## WHAT YOU ARE ASKED TO DO
Return the number of lines that contain the word "Zdrowiu", and return nothing else.

[Records from a collection]
• • • • • • •

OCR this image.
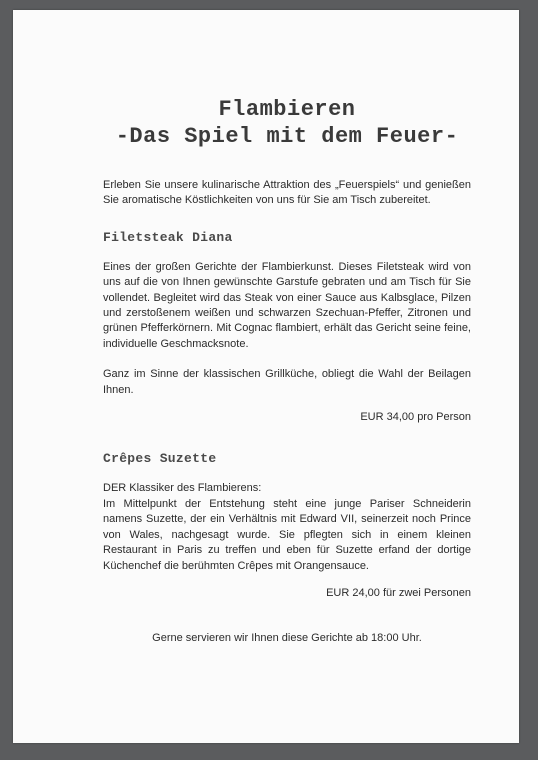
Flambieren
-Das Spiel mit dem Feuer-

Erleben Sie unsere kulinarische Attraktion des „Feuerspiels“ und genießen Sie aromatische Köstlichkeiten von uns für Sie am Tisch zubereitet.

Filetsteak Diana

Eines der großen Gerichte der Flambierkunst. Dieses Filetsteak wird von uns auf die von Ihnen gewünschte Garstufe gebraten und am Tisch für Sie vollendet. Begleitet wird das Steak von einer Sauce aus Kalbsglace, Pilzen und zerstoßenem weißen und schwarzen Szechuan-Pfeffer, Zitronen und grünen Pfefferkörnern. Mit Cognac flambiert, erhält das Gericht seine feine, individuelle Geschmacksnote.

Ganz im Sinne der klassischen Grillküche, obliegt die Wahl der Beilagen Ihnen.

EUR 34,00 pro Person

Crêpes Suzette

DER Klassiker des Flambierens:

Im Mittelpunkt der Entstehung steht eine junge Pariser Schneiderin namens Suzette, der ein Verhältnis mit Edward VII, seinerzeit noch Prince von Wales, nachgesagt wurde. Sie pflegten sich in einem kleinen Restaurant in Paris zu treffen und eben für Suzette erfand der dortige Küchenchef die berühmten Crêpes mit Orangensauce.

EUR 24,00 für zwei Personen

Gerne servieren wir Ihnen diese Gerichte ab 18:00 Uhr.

• • • • • • •

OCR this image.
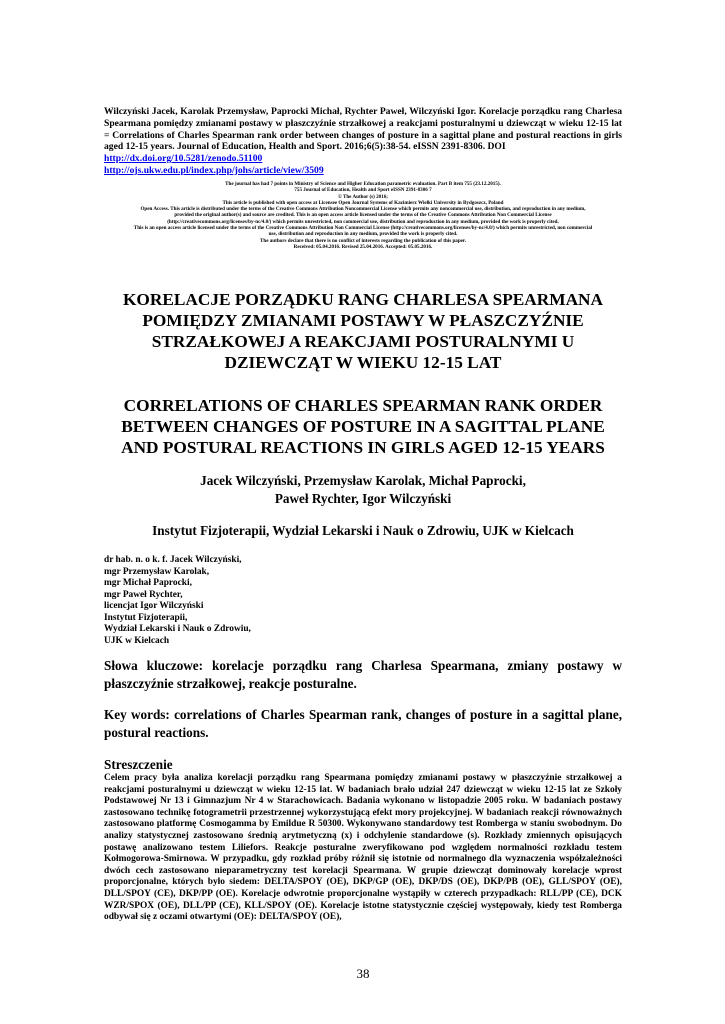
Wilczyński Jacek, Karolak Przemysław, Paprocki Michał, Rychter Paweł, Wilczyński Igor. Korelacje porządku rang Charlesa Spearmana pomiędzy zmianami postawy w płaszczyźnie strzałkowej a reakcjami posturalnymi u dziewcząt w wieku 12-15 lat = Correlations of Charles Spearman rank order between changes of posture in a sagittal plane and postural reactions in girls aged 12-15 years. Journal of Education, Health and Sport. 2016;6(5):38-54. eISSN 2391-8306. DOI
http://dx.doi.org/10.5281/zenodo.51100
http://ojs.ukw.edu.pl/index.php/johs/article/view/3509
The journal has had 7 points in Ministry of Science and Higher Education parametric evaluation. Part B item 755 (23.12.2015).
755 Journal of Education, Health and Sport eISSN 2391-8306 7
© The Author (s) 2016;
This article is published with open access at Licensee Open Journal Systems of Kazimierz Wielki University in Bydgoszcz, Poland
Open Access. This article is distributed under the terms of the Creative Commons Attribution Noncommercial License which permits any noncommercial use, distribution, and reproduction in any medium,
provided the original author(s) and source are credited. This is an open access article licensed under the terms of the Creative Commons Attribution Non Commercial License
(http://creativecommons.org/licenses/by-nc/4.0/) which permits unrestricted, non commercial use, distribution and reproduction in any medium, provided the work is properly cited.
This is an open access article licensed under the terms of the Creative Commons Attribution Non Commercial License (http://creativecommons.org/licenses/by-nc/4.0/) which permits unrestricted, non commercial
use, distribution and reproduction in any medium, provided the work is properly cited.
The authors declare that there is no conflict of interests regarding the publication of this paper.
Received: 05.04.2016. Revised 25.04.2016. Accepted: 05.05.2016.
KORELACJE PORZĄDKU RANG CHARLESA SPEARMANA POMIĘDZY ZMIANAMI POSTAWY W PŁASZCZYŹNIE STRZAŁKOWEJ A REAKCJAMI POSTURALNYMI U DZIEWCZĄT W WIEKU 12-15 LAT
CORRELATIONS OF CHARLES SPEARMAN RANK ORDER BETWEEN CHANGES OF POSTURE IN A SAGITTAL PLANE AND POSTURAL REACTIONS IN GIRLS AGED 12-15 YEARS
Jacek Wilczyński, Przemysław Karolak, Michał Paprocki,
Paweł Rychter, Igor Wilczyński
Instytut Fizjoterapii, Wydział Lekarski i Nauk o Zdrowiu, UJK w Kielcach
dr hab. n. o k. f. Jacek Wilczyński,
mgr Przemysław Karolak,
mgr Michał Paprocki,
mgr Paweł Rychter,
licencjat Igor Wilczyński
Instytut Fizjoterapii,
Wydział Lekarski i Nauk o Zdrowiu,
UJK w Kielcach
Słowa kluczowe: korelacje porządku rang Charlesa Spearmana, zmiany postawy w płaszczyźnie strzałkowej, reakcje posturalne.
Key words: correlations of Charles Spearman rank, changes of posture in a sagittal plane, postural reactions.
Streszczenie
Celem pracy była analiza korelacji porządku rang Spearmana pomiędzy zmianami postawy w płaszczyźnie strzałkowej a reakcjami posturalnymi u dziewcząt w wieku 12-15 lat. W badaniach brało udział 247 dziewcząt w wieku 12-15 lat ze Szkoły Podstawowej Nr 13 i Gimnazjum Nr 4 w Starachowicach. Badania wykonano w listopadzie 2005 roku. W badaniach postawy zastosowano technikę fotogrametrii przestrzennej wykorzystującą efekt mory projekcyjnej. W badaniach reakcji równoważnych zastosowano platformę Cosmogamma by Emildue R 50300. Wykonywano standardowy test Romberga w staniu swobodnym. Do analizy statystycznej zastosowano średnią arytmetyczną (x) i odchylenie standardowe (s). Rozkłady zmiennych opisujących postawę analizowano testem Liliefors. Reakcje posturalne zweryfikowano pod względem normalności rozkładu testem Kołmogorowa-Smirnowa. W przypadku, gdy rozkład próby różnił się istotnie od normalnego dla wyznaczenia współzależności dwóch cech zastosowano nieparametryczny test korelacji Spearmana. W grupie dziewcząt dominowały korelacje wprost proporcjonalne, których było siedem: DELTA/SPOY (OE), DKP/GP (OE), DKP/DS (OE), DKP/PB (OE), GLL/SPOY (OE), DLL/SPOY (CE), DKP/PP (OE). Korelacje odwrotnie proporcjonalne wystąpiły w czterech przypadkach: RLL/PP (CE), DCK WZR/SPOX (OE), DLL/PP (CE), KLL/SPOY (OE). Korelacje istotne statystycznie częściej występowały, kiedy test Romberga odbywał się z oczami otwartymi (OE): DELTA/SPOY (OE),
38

• • • • • • •

## OUTPUT BELOW
2